• _Items_:
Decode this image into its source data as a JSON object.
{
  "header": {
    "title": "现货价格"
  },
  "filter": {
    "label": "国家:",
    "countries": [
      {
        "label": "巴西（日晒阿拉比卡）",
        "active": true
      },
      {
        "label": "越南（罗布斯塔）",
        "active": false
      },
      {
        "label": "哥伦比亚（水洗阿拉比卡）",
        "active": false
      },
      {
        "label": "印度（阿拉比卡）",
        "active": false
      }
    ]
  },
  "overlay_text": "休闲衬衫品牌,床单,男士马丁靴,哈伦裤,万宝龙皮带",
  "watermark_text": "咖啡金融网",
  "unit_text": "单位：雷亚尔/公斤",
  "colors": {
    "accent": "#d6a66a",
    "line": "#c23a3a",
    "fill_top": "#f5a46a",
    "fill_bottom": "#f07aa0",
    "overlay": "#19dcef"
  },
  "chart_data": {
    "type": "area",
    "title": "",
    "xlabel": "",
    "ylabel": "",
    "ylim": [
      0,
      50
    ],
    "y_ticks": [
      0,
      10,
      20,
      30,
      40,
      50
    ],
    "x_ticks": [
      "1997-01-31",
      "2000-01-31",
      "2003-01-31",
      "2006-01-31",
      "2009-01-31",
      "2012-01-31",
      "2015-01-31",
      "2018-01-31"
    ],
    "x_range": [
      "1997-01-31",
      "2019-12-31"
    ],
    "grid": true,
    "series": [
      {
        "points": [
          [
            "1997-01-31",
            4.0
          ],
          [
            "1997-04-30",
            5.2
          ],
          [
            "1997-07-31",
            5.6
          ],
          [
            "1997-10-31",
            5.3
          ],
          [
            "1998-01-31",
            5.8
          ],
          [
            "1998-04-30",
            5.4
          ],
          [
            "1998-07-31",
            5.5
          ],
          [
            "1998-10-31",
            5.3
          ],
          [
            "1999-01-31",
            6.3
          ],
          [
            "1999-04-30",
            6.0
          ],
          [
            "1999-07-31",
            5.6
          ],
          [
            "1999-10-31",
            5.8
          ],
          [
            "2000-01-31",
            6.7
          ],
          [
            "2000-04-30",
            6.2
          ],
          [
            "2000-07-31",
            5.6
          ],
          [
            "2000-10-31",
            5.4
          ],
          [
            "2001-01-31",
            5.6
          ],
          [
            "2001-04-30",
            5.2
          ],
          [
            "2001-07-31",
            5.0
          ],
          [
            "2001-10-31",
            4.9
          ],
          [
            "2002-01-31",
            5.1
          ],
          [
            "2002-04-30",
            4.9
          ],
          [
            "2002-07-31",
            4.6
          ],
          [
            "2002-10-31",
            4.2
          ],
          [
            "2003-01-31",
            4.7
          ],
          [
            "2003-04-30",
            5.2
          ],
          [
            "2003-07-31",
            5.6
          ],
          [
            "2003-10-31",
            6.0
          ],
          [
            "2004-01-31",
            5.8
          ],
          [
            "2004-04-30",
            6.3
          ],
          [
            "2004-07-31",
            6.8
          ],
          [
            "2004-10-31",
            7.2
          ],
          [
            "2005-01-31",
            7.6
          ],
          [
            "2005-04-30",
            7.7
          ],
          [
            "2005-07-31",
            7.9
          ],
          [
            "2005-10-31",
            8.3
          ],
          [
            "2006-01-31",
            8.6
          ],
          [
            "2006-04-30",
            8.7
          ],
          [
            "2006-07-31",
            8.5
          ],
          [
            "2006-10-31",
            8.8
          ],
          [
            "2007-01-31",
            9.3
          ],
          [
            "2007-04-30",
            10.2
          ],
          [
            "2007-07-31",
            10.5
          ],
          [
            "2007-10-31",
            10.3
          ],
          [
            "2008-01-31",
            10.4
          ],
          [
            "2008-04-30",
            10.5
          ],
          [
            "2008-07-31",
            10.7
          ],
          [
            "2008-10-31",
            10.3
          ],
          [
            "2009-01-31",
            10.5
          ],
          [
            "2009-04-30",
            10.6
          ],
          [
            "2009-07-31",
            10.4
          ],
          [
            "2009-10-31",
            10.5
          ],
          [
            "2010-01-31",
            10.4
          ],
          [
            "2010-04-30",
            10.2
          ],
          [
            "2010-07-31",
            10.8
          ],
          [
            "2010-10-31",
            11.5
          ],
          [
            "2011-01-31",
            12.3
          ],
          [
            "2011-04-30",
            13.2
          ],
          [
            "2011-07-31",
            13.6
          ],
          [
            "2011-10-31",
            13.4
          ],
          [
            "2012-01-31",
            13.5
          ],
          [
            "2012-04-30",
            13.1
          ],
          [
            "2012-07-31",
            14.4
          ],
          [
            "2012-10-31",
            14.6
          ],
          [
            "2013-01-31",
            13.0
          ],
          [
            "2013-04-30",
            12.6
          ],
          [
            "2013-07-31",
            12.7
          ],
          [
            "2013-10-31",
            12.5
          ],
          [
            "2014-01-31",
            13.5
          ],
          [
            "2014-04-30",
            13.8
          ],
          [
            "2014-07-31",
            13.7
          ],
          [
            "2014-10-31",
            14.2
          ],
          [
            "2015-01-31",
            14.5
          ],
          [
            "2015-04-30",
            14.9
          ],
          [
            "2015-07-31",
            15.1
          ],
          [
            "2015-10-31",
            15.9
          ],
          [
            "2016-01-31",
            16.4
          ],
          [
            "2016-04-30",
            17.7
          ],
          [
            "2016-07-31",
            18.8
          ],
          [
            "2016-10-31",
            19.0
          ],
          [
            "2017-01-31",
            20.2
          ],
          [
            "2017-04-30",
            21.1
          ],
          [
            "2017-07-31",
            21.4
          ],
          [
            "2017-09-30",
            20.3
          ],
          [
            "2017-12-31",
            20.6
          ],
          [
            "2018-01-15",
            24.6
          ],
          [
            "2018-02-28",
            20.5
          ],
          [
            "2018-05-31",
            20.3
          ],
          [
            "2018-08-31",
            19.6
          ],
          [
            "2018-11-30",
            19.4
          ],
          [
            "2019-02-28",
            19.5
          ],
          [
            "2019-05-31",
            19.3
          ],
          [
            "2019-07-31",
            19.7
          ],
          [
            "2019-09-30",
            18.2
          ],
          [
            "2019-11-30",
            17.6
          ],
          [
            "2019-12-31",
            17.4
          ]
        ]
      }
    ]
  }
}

• _Exercise objective_: Please reproduce each record precisely as written.

• _Answer to the exercise_:
Decode this image into its source data as a JSON object.
{
  "header": {
    "title": "现货价格"
  },
  "filter": {
    "label": "国家:",
    "countries": [
      {
        "label": "巴西（日晒阿拉比卡）",
        "active": true
      },
      {
        "label": "越南（罗布斯塔）",
        "active": false
      },
      {
        "label": "哥伦比亚（水洗阿拉比卡）",
        "active": false
      },
      {
        "label": "印度（阿拉比卡）",
        "active": false
      }
    ]
  },
  "overlay_text": "休闲衬衫品牌,床单,男士马丁靴,哈伦裤,万宝龙皮带",
  "watermark_text": "咖啡金融网",
  "unit_text": "单位：雷亚尔/公斤",
  "colors": {
    "accent": "#d6a66a",
    "line": "#c23a3a",
    "fill_top": "#f5a46a",
    "fill_bottom": "#f07aa0",
    "overlay": "#19dcef"
  },
  "chart_data": {
    "type": "area",
    "title": "",
    "xlabel": "",
    "ylabel": "",
    "ylim": [
      0,
      50
    ],
    "y_ticks": [
      0,
      10,
      20,
      30,
      40,
      50
    ],
    "x_ticks": [
      "1997-01-31",
      "2000-01-31",
      "2003-01-31",
      "2006-01-31",
      "2009-01-31",
      "2012-01-31",
      "2015-01-31",
      "2018-01-31"
    ],
    "x_range": [
      "1997-01-31",
      "2019-12-31"
    ],
    "grid": true,
    "series": [
      {
        "points": [
          [
            "1997-01-31",
            4.0
          ],
          [
            "1997-04-30",
            5.2
          ],
          [
            "1997-07-31",
            5.6
          ],
          [
            "1997-10-31",
            5.3
          ],
          [
            "1998-01-31",
            5.8
          ],
          [
            "1998-04-30",
            5.4
          ],
          [
            "1998-07-31",
            5.5
          ],
          [
            "1998-10-31",
            5.3
          ],
          [
            "1999-01-31",
            6.3
          ],
          [
            "1999-04-30",
            6.0
          ],
          [
            "1999-07-31",
            5.6
          ],
          [
            "1999-10-31",
            5.8
          ],
          [
            "2000-01-31",
            6.7
          ],
          [
            "2000-04-30",
            6.2
          ],
          [
            "2000-07-31",
            5.6
          ],
          [
            "2000-10-31",
            5.4
          ],
          [
            "2001-01-31",
            5.6
          ],
          [
            "2001-04-30",
            5.2
          ],
          [
            "2001-07-31",
            5.0
          ],
          [
            "2001-10-31",
            4.9
          ],
          [
            "2002-01-31",
            5.1
          ],
          [
            "2002-04-30",
            4.9
          ],
          [
            "2002-07-31",
            4.6
          ],
          [
            "2002-10-31",
            4.2
          ],
          [
            "2003-01-31",
            4.7
          ],
          [
            "2003-04-30",
            5.2
          ],
          [
            "2003-07-31",
            5.6
          ],
          [
            "2003-10-31",
            6.0
          ],
          [
            "2004-01-31",
            5.8
          ],
          [
            "2004-04-30",
            6.3
          ],
          [
            "2004-07-31",
            6.8
          ],
          [
            "2004-10-31",
            7.2
          ],
          [
            "2005-01-31",
            7.6
          ],
          [
            "2005-04-30",
            7.7
          ],
          [
            "2005-07-31",
            7.9
          ],
          [
            "2005-10-31",
            8.3
          ],
          [
            "2006-01-31",
            8.6
          ],
          [
            "2006-04-30",
            8.7
          ],
          [
            "2006-07-31",
            8.5
          ],
          [
            "2006-10-31",
            8.8
          ],
          [
            "2007-01-31",
            9.3
          ],
          [
            "2007-04-30",
            10.2
          ],
          [
            "2007-07-31",
            10.5
          ],
          [
            "2007-10-31",
            10.3
          ],
          [
            "2008-01-31",
            10.4
          ],
          [
            "2008-04-30",
            10.5
          ],
          [
            "2008-07-31",
            10.7
          ],
          [
            "2008-10-31",
            10.3
          ],
          [
            "2009-01-31",
            10.5
          ],
          [
            "2009-04-30",
            10.6
          ],
          [
            "2009-07-31",
            10.4
          ],
          [
            "2009-10-31",
            10.5
          ],
          [
            "2010-01-31",
            10.4
          ],
          [
            "2010-04-30",
            10.2
          ],
          [
            "2010-07-31",
            10.8
          ],
          [
            "2010-10-31",
            11.5
          ],
          [
            "2011-01-31",
            12.3
          ],
          [
            "2011-04-30",
            13.2
          ],
          [
            "2011-07-31",
            13.6
          ],
          [
            "2011-10-31",
            13.4
          ],
          [
            "2012-01-31",
            13.5
          ],
          [
            "2012-04-30",
            13.1
          ],
          [
            "2012-07-31",
            14.4
          ],
          [
            "2012-10-31",
            14.6
          ],
          [
            "2013-01-31",
            13.0
          ],
          [
            "2013-04-30",
            12.6
          ],
          [
            "2013-07-31",
            12.7
          ],
          [
            "2013-10-31",
            12.5
          ],
          [
            "2014-01-31",
            13.5
          ],
          [
            "2014-04-30",
            13.8
          ],
          [
            "2014-07-31",
            13.7
          ],
          [
            "2014-10-31",
            14.2
          ],
          [
            "2015-01-31",
            14.5
          ],
          [
            "2015-04-30",
            14.9
          ],
          [
            "2015-07-31",
            15.1
          ],
          [
            "2015-10-31",
            15.9
          ],
          [
            "2016-01-31",
            16.4
          ],
          [
            "2016-04-30",
            17.7
          ],
          [
            "2016-07-31",
            18.8
          ],
          [
            "2016-10-31",
            19.0
          ],
          [
            "2017-01-31",
            20.2
          ],
          [
            "2017-04-30",
            21.1
          ],
          [
            "2017-07-31",
            21.4
          ],
          [
            "2017-09-30",
            20.3
          ],
          [
            "2017-12-31",
            20.6
          ],
          [
            "2018-01-15",
            24.6
          ],
          [
            "2018-02-28",
            20.5
          ],
          [
            "2018-05-31",
            20.3
          ],
          [
            "2018-08-31",
            19.6
          ],
          [
            "2018-11-30",
            19.4
          ],
          [
            "2019-02-28",
            19.5
          ],
          [
            "2019-05-31",
            19.3
          ],
          [
            "2019-07-31",
            19.7
          ],
          [
            "2019-09-30",
            18.2
          ],
          [
            "2019-11-30",
            17.6
          ],
          [
            "2019-12-31",
            17.4
          ]
        ]
      }
    ]
  }
}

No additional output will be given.